__Task description__: Gather all lines in the entries below that include the word "Ausdruck".
:: Dataset rows
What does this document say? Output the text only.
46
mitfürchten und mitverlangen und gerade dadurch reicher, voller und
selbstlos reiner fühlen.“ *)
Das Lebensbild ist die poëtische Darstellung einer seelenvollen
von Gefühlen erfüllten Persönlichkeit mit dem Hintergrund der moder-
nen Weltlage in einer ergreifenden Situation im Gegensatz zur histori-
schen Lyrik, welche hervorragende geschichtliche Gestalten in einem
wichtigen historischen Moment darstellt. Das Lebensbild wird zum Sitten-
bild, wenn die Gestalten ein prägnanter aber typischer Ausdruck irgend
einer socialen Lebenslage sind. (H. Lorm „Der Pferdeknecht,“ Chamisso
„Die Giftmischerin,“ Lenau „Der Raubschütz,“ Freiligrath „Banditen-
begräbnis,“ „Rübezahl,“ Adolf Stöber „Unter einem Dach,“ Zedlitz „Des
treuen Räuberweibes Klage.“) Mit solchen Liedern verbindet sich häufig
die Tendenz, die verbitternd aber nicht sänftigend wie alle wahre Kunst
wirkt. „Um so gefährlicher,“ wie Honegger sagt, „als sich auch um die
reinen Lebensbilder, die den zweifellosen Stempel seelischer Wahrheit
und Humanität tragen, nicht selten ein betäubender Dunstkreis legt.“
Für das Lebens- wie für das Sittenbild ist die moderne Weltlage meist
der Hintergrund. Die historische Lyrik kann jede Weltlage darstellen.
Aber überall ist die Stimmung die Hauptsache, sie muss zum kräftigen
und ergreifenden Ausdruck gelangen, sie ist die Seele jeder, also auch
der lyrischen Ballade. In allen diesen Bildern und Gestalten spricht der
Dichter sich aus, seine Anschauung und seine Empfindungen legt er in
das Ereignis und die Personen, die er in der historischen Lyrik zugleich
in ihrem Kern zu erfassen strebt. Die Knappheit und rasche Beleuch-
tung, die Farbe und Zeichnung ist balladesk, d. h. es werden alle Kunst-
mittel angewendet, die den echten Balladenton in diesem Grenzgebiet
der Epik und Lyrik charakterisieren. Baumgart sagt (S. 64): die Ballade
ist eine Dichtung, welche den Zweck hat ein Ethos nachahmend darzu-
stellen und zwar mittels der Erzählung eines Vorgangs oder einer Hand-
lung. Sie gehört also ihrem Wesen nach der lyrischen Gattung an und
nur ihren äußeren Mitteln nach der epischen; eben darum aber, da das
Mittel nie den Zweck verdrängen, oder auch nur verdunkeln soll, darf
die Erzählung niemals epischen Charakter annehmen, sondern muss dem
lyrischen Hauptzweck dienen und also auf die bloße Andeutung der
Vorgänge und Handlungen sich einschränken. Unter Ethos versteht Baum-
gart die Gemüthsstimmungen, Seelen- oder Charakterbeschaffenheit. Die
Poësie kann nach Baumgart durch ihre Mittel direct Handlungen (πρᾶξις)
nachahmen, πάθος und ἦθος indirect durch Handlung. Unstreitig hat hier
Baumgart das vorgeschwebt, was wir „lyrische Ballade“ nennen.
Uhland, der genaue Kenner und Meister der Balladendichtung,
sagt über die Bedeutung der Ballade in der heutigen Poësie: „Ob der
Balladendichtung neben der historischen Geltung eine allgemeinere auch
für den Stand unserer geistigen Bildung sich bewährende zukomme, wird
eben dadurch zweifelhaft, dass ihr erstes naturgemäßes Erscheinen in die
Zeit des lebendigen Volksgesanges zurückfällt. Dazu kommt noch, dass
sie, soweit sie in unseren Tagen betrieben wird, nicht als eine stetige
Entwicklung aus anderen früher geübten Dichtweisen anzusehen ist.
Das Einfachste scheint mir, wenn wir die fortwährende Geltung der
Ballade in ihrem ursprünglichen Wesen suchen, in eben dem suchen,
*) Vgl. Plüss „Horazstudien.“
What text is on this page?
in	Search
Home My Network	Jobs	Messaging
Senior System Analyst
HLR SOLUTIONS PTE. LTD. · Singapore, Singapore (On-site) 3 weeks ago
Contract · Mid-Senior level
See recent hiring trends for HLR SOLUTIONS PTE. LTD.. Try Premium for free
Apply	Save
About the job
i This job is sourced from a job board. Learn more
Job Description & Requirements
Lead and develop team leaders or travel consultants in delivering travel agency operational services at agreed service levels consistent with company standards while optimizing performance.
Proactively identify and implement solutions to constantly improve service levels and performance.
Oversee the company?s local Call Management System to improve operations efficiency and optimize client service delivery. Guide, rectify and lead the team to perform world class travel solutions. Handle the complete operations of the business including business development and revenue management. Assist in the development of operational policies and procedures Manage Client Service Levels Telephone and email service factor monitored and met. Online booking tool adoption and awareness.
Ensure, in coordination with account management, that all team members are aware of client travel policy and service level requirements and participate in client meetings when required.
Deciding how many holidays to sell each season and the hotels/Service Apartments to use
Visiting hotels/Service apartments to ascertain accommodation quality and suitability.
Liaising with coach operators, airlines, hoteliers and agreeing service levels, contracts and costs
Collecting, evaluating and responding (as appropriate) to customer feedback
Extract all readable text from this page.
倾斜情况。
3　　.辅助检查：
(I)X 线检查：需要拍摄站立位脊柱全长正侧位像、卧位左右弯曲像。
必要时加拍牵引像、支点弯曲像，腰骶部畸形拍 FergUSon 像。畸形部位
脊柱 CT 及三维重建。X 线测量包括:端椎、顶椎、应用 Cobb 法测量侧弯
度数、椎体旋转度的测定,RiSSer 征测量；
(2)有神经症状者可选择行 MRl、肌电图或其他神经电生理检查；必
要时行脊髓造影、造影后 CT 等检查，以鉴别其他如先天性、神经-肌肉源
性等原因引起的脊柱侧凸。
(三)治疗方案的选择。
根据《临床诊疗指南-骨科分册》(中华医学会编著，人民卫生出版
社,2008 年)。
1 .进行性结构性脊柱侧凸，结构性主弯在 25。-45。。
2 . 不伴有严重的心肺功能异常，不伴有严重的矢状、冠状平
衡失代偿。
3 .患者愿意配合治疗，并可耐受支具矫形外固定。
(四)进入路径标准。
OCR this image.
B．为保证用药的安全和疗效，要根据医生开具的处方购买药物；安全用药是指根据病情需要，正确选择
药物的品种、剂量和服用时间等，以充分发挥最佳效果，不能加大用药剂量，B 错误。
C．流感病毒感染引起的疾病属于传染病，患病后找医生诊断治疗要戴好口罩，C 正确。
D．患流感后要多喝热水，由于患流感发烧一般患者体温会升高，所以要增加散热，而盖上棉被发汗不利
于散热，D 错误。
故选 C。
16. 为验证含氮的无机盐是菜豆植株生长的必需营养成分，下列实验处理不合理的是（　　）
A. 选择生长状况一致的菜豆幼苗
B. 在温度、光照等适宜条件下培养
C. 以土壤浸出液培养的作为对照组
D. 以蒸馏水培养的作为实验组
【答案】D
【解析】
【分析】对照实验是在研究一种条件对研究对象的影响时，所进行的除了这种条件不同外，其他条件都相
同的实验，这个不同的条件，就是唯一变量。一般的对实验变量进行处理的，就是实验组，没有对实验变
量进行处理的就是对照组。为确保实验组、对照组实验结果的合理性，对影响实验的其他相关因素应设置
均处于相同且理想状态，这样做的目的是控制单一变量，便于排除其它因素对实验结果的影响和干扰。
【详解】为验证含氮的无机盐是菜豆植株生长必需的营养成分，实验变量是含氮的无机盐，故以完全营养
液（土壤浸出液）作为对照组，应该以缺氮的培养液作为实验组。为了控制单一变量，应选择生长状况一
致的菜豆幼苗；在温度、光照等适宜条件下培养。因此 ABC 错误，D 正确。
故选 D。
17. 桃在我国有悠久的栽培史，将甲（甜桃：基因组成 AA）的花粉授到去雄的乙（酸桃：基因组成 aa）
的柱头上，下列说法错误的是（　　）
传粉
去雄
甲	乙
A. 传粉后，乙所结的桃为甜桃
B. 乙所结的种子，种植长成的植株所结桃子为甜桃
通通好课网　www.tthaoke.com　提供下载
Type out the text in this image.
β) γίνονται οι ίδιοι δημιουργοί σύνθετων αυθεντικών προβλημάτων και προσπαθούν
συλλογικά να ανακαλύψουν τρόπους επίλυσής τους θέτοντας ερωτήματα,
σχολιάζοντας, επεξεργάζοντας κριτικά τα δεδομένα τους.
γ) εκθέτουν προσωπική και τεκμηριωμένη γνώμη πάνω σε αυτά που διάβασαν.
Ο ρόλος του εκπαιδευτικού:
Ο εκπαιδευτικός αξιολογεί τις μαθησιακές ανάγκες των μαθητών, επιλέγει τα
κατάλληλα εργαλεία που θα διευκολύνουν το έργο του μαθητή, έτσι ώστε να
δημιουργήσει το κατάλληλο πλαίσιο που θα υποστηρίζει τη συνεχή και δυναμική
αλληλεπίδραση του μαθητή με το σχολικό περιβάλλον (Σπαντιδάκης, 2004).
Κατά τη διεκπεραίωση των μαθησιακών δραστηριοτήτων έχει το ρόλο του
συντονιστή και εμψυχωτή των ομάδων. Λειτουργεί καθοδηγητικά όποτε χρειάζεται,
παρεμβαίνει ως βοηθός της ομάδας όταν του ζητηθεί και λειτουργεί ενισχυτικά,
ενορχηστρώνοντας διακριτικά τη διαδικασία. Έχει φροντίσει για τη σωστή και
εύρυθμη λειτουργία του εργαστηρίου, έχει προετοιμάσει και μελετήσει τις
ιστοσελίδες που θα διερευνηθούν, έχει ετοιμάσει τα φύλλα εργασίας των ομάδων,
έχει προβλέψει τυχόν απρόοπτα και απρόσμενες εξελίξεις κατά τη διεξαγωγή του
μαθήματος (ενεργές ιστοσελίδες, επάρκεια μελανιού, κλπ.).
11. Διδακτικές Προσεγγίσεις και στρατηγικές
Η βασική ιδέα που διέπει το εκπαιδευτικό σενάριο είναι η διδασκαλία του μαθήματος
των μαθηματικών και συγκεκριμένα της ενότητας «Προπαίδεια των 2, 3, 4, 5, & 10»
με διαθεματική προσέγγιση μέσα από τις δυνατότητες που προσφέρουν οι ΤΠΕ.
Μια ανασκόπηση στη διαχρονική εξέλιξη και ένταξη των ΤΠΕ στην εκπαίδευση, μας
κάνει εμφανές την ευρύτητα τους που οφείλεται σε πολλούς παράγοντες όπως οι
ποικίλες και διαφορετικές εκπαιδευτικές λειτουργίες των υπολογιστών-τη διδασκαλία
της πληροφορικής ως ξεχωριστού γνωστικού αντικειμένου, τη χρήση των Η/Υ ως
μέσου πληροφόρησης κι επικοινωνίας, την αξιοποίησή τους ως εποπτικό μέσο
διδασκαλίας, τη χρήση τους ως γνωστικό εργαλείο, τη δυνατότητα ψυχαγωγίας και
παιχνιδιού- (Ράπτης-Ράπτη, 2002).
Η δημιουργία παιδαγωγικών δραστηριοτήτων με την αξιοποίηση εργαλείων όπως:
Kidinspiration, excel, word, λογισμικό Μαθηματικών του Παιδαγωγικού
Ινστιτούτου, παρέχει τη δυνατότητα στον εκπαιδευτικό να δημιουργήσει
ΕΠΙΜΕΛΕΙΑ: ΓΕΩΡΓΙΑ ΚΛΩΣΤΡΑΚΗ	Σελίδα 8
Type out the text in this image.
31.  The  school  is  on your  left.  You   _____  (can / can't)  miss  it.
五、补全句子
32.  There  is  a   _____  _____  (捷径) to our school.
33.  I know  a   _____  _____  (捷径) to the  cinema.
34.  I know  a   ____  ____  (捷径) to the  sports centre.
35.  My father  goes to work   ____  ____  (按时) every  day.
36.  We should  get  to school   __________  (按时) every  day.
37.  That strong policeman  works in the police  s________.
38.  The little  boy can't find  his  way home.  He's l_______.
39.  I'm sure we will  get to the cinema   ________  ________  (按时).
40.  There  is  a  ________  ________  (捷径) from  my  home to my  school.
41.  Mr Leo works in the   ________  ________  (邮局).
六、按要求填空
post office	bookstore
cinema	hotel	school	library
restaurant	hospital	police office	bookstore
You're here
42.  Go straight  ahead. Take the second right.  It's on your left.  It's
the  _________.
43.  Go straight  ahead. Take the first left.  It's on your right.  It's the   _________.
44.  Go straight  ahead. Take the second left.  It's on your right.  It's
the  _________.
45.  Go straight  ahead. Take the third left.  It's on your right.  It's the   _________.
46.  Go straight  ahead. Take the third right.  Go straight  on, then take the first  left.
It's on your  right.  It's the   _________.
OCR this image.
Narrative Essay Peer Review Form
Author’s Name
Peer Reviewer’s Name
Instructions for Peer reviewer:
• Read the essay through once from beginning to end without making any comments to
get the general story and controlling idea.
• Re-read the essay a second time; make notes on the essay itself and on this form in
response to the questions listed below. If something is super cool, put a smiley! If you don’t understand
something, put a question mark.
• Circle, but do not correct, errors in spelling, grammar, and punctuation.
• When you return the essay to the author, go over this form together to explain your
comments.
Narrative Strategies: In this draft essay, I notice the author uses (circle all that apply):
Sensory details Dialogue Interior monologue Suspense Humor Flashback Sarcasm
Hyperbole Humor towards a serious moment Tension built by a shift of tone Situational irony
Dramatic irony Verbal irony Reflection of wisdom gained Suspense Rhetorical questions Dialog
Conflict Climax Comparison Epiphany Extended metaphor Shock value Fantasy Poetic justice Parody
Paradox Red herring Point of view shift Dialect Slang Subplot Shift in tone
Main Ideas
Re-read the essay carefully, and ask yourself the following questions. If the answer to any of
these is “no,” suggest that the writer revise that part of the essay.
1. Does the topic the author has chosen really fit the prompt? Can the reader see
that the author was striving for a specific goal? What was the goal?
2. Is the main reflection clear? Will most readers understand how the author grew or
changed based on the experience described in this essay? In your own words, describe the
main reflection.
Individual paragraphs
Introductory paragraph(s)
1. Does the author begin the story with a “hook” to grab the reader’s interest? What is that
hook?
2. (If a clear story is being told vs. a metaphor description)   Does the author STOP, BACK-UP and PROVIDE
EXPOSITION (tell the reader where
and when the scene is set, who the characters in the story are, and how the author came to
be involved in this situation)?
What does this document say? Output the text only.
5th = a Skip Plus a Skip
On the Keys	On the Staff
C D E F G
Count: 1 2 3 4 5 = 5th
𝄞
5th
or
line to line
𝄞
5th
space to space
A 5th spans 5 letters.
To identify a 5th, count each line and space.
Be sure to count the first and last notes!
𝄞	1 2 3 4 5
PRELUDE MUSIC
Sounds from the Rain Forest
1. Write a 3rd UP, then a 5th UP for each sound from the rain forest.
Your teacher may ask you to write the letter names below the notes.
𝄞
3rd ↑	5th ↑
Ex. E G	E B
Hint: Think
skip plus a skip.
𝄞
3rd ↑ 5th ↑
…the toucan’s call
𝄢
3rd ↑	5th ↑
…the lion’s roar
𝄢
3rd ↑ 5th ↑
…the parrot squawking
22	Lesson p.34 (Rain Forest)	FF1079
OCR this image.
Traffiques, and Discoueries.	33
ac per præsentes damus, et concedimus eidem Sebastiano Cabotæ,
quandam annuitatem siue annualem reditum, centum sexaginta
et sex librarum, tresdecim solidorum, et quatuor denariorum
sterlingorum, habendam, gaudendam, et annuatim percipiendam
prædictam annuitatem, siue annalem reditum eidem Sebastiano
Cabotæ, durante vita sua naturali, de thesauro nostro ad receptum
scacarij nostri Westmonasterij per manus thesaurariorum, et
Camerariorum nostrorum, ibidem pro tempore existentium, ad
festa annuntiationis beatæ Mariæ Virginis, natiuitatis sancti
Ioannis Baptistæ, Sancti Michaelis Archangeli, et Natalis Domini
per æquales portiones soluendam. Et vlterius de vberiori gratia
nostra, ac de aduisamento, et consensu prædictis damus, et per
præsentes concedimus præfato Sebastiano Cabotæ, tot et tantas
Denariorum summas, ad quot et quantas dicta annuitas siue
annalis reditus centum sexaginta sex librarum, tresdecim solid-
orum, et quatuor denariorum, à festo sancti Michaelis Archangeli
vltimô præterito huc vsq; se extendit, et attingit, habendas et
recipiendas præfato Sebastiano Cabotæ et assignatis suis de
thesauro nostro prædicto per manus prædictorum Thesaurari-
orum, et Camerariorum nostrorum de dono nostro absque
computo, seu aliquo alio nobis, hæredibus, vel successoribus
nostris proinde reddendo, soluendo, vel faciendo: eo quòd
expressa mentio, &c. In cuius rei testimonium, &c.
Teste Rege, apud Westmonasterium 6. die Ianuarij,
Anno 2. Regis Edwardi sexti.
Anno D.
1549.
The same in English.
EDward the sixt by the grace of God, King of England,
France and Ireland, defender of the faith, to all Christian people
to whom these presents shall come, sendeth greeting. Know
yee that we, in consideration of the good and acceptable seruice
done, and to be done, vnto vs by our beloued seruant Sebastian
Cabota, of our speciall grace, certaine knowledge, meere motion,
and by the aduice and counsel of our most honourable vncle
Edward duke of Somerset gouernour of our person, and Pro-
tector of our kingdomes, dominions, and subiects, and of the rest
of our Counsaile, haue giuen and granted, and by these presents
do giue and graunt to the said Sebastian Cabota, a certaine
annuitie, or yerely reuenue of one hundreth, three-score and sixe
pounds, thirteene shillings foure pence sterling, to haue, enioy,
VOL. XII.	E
::::
__Solution for this exercise__:
bild, wenn die Gestalten ein prägnanter aber typischer Ausdruck irgend
und ergreifenden Ausdruck gelangen, sie ist die Seele jeder, also auch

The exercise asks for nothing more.